Requirements: Filter the entries, keeping every line with the word "this".

Available records:
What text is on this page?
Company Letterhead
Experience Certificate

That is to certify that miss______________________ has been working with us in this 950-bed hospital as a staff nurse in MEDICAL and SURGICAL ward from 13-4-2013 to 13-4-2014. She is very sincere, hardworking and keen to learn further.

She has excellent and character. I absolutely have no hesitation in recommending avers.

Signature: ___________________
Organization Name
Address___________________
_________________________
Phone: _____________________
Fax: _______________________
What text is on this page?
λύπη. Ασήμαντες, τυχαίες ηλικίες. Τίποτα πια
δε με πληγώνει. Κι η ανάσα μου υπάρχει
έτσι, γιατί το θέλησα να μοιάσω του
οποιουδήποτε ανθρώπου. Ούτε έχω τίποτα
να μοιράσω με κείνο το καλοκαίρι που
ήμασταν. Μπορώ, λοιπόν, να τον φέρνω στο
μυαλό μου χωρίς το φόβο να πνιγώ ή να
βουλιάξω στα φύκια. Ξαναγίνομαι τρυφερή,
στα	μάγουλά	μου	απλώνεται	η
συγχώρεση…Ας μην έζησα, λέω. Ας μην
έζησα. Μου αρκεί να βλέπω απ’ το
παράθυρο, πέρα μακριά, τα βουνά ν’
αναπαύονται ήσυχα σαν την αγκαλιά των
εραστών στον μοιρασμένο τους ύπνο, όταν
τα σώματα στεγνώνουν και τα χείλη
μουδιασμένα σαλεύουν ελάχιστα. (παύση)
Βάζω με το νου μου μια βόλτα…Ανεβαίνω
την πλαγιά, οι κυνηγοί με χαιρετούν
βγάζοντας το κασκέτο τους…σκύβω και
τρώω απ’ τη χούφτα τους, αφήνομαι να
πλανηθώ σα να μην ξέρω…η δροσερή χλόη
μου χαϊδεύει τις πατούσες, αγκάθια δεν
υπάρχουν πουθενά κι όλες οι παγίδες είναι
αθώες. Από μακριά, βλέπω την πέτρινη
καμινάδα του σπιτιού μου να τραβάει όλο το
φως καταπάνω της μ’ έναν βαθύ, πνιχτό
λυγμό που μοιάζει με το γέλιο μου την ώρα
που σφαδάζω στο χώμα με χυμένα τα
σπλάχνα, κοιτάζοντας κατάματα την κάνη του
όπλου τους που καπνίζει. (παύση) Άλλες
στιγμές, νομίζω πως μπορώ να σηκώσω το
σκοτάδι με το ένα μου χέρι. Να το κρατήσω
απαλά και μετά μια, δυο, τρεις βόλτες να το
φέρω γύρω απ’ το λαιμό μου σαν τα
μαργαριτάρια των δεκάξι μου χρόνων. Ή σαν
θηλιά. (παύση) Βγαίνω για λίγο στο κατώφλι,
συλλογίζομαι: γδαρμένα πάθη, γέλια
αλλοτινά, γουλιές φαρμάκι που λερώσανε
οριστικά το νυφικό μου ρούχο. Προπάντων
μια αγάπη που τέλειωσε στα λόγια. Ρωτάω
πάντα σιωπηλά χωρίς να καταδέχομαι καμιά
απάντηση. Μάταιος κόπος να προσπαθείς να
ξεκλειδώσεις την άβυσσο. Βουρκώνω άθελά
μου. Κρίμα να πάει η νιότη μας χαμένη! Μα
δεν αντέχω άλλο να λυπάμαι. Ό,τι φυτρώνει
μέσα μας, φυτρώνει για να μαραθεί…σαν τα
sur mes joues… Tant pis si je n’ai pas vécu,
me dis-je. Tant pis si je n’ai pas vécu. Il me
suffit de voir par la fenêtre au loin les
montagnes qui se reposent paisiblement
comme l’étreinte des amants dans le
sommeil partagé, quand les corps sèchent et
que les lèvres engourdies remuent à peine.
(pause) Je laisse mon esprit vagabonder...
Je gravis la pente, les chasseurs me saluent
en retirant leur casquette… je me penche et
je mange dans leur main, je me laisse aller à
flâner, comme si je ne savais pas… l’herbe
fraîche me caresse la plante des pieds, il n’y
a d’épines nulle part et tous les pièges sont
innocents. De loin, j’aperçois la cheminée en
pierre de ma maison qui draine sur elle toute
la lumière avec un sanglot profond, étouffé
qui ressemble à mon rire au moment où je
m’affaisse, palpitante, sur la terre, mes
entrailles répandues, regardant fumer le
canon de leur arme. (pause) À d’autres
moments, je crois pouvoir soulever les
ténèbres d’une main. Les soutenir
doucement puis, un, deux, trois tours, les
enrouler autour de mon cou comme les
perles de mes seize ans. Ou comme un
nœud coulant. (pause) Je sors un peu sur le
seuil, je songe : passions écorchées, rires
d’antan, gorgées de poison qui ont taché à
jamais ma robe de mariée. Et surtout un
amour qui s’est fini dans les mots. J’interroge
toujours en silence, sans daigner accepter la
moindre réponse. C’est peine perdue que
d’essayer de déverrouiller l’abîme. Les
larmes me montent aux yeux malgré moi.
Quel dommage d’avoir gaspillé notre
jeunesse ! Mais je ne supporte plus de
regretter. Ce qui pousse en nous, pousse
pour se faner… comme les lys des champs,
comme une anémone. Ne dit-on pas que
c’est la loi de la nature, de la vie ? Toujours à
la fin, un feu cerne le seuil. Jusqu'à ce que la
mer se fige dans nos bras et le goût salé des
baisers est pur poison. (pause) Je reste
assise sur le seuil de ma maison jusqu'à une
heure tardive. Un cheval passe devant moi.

==

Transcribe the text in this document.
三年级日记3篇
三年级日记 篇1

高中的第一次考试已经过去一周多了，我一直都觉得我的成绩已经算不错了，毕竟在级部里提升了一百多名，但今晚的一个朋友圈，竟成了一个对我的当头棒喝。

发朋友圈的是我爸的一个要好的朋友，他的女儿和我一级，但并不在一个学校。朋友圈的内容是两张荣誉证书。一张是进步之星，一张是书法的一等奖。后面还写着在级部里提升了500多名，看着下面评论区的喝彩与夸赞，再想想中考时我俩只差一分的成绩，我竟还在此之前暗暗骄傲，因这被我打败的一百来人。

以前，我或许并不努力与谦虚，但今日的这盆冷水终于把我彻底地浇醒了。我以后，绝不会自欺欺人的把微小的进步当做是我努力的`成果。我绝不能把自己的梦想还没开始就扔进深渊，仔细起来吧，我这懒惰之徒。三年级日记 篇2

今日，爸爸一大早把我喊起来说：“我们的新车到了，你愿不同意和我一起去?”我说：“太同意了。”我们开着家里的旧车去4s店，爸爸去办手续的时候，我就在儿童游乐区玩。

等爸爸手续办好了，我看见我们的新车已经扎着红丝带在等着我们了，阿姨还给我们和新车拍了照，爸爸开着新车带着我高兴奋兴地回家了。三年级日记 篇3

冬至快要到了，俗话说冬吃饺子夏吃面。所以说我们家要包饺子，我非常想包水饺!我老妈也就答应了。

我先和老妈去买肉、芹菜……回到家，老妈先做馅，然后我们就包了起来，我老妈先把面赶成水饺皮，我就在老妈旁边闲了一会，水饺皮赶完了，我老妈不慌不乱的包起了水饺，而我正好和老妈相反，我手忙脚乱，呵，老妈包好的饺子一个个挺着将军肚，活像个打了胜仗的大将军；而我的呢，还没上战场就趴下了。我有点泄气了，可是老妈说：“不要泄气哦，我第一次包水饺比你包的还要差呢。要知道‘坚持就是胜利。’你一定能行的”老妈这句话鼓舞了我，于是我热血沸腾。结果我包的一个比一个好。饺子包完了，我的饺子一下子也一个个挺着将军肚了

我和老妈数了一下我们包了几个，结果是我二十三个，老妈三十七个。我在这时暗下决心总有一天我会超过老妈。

Written solution:
What text is on this page?
That is to certify that miss______________________ has been working with us in this 950-bed hospital as a staff nurse in MEDICAL and SURGICAL ward from 13-4-2013 to 13-4-2014. She is very sincere, hardworking and keen to learn further.
What text is on this page?
Transcribe the text in this document.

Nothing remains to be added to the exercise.